> Work to do
Find the lines holding the word "analysis" and collect them.

-- BEGIN Extracted records --

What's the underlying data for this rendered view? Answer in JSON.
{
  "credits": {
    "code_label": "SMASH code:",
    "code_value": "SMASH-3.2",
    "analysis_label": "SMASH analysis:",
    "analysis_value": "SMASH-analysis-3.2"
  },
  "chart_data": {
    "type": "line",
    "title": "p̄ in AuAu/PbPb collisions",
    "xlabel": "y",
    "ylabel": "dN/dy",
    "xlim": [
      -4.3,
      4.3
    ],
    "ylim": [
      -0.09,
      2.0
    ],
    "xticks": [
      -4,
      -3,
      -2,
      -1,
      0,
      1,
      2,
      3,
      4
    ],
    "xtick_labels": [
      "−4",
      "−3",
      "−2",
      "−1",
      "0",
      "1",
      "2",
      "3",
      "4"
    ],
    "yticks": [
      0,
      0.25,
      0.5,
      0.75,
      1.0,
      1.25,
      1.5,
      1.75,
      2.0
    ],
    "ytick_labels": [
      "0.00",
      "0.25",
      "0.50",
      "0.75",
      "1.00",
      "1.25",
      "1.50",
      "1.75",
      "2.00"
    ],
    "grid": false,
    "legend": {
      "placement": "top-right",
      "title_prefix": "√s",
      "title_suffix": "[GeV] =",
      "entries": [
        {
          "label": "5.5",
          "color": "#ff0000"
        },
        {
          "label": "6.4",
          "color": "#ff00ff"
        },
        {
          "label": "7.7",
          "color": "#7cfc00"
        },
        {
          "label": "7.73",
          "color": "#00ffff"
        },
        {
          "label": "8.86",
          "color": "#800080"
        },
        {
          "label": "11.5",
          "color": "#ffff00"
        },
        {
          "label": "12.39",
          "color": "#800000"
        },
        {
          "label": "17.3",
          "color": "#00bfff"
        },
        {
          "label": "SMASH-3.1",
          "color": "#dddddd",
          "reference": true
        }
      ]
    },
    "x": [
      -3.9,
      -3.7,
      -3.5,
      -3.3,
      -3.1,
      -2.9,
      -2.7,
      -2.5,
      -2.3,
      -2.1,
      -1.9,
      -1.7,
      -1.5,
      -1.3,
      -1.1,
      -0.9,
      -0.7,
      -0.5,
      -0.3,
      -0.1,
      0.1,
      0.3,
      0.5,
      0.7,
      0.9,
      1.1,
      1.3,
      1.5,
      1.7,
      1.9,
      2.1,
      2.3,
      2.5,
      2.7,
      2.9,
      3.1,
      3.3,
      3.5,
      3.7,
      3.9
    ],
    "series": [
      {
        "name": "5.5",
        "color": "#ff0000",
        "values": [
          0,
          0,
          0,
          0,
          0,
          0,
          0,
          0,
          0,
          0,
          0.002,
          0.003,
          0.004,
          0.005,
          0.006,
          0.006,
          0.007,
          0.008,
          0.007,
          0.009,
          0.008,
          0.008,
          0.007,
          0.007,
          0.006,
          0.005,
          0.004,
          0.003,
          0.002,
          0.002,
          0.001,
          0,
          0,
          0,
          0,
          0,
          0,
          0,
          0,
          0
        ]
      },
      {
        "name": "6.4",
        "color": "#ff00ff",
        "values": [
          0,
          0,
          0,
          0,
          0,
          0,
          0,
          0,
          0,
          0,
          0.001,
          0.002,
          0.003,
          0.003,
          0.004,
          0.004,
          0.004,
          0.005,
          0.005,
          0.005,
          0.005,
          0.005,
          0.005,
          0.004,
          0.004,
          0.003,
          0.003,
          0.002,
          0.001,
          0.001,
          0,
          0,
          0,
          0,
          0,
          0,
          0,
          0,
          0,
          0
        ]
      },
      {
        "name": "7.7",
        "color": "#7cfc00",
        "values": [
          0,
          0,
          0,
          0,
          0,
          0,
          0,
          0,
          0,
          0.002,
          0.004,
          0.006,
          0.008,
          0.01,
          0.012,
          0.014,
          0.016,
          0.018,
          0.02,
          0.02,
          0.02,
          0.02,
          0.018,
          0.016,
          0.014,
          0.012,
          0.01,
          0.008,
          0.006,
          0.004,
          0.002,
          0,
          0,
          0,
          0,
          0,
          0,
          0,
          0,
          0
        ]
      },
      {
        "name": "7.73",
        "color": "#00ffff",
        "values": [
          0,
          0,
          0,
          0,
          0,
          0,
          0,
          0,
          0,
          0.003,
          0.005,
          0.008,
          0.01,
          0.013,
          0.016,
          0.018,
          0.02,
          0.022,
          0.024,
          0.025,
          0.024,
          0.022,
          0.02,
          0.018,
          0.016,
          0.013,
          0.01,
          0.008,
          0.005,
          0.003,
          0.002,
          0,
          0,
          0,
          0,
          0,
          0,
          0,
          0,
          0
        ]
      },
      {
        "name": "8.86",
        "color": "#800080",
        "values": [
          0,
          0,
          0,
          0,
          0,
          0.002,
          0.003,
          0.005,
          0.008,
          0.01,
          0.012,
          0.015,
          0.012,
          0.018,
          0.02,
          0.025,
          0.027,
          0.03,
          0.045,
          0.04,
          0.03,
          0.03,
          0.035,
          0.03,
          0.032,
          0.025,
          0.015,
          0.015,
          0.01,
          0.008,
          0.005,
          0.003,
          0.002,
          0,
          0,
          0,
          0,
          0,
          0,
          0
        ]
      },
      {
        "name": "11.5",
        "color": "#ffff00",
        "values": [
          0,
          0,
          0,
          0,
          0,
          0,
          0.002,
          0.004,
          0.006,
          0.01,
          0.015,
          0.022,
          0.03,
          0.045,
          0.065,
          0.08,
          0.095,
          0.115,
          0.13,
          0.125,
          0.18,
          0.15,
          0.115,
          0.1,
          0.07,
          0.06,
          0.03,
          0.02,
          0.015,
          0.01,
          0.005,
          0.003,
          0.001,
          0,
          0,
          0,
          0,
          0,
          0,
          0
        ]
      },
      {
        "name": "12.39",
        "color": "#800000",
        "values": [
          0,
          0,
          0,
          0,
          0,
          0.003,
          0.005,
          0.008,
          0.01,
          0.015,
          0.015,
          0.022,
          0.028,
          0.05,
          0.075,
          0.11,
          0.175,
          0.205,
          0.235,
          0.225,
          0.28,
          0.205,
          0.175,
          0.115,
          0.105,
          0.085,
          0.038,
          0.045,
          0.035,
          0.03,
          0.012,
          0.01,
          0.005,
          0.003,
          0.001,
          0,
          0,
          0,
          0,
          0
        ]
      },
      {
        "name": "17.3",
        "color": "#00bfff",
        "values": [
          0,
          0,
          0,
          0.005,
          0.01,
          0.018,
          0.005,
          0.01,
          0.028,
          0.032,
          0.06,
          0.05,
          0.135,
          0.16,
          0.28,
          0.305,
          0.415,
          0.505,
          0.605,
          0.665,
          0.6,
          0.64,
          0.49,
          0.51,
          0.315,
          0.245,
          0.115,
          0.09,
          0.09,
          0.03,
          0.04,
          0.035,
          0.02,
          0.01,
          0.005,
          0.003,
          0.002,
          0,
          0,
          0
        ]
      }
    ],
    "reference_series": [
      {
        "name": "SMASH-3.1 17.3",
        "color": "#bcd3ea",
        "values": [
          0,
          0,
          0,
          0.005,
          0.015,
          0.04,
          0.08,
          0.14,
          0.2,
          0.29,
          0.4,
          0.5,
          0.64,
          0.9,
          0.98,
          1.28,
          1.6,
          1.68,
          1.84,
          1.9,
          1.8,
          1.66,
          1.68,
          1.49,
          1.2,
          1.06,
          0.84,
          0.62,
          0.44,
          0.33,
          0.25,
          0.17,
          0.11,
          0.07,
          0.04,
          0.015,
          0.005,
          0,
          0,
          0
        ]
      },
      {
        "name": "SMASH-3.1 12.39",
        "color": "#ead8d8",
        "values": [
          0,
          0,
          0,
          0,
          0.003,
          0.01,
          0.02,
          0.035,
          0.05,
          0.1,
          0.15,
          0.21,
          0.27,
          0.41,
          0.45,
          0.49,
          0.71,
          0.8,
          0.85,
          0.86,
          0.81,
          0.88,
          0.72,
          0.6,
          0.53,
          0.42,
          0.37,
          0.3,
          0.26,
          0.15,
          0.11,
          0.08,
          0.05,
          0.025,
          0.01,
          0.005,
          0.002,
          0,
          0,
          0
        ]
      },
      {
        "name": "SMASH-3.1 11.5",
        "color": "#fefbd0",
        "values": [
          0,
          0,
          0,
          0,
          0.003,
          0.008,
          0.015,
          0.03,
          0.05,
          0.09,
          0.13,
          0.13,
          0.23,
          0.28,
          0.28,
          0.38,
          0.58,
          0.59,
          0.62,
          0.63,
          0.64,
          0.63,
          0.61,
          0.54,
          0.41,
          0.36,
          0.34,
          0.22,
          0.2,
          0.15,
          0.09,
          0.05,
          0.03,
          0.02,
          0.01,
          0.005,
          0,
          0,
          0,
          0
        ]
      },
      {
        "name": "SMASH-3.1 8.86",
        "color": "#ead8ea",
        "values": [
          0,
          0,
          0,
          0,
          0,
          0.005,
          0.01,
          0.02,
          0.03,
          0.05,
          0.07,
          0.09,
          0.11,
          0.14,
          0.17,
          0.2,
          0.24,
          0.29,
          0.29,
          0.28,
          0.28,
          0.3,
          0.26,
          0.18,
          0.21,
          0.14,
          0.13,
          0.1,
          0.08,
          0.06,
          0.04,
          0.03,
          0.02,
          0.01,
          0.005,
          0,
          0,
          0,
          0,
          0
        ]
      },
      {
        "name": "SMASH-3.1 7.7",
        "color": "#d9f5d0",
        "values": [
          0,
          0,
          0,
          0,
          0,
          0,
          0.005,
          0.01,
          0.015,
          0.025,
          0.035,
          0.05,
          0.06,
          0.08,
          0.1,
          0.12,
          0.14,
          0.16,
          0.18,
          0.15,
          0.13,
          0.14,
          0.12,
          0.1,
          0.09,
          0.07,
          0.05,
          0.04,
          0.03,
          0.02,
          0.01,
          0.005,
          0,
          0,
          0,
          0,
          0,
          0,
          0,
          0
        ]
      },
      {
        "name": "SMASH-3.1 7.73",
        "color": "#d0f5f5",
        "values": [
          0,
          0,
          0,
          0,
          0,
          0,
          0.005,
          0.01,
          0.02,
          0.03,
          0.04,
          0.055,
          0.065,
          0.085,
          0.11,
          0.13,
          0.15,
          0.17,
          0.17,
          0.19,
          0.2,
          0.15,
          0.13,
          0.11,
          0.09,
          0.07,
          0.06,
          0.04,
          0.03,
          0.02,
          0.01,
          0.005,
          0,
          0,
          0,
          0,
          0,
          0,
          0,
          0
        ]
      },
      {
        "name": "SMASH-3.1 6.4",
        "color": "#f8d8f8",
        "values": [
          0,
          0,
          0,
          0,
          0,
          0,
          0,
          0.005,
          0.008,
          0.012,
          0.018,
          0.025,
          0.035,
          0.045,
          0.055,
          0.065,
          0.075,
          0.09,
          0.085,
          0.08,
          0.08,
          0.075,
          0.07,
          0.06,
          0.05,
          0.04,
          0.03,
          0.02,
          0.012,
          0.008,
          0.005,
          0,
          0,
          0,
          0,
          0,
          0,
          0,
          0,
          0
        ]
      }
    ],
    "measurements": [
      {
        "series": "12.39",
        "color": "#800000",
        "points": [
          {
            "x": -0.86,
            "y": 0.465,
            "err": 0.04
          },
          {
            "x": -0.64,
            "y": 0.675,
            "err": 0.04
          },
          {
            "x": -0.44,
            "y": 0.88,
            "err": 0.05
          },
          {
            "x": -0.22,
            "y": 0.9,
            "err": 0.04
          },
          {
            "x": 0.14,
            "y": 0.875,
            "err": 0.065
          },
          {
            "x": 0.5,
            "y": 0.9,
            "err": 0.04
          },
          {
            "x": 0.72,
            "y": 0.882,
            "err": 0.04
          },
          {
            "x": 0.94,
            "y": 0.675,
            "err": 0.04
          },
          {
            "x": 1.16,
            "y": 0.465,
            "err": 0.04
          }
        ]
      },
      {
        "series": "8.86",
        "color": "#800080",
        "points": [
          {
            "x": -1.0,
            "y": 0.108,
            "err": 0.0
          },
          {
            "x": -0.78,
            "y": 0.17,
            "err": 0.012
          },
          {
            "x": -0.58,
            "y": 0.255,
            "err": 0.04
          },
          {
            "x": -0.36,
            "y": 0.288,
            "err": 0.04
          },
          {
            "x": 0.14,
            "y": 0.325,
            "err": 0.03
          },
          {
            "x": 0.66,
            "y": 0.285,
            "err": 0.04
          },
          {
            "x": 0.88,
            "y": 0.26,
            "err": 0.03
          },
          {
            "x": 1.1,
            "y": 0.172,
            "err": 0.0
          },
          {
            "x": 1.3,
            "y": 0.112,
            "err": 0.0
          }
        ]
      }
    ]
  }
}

-- END Extracted records --

> Exercise result
    "analysis_label": "SMASH analysis:",
    "analysis_value": "SMASH-analysis-3.2"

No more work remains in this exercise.